*GOALS*
1 - Can you duplicate the water rights article from "Download the full" to "in April 2012."?
2 - Will you pick up the Texas water rights article after its last sentence and carry it forward?

*EXCERPTED PASSAGE*
◇ ◇ ◇ ◇ ◇ ◇ ◇
February 26, 2016, Number 8

Download the full February 26, 2016, Number 8 (PDF).

Texas Supreme Court Denies Petition for Review in Water Rights Case

Last week, the Texas Supreme Court denied the Texas Commission on Environmental Quality’s (TCEQ) petition for review in a case involving drought rules adopted by TCEQ in April 2012.

During the severe drought of 2012-2013, Dow Chemical Company notified TCEQ that it was making a “senior call” on its water rights in the Brazos River. (A senior call occurs when the holder of a senior water right demands priority to use the water and that the holders of more junior water rights cease their use.)

In response to Dow’s senior call, TCEQ issued a series of orders suspending water rights. However, the TCEQ elected not to suspend the use of certain water rights designated for use as municipal water supplies, as permitted under TCEQ’s drought rules. The Texas Farm Bureau then filed suit challenging the validity of TCEQ’s drought rules. The district court declared the drought rules invalid, and TCEQ appealed

The Thirteenth Court of Appeals agreed with the district court. The court noted that TCEQ has authority to manage and regulate the state’s scarce water resource, but this authority cannot exceed its express legislative mandate. The court concluded that TCEQ’s authority does not allow TCEQ to exempt junior water rights from suspension. It held so even though TCEQ was attempting to protect the drinking water of cities based on public health, safety, and welfare concerns.
◇ ◇ ◇ ◇ ◇ ◇ ◇
*INFORMATION SUPPLIED*
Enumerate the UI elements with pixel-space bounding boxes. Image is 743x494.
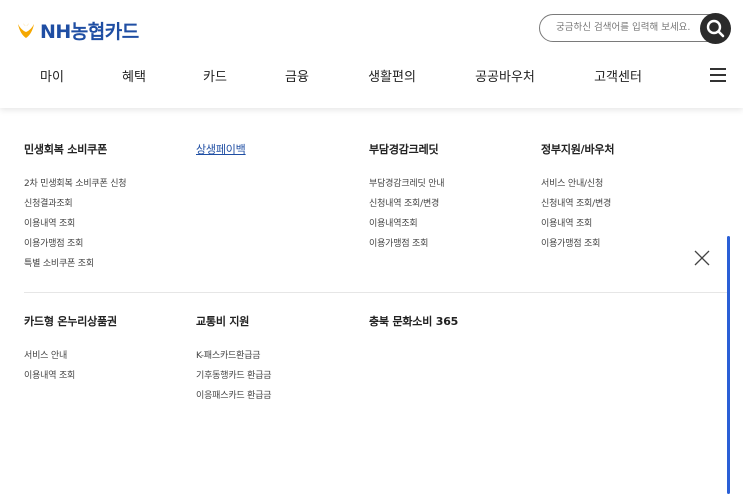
◇ ◇ ◇ ◇ ◇ ◇ ◇
*WRITTEN ANSWERS*
1 -
Download the full February 26, 2016, Number 8 (PDF).

Texas Supreme Court Denies Petition for Review in Water Rights Case

Last week, the Texas Supreme Court denied the Texas Commission on Environmental Quality’s (TCEQ) petition for review in a case involving drought rules adopted by TCEQ in April 2012.

2 -
Following the court of appeals’ decision, TCEQ filed a petition to the Texas Supreme Court, but the Court refused to hear the case. That denial means that the “prior appropriations doctrine” remains the law for surface water in Texas. (The prior appropriations doctrine simply means that the first person to take a quantity of water from a water source for beneficial use has the right to continue to use that quantity of water for that purpose. Subsequent users can take the remaining water for their own beneficial use, but they may not impinge on the rights of the “prior appropriator.”)

What’s the bottom line? For TCEQ to implement its drought rules in a way that would favor junior municipal water rights, the state legislature would have to expressly grant the agency the authority to do so.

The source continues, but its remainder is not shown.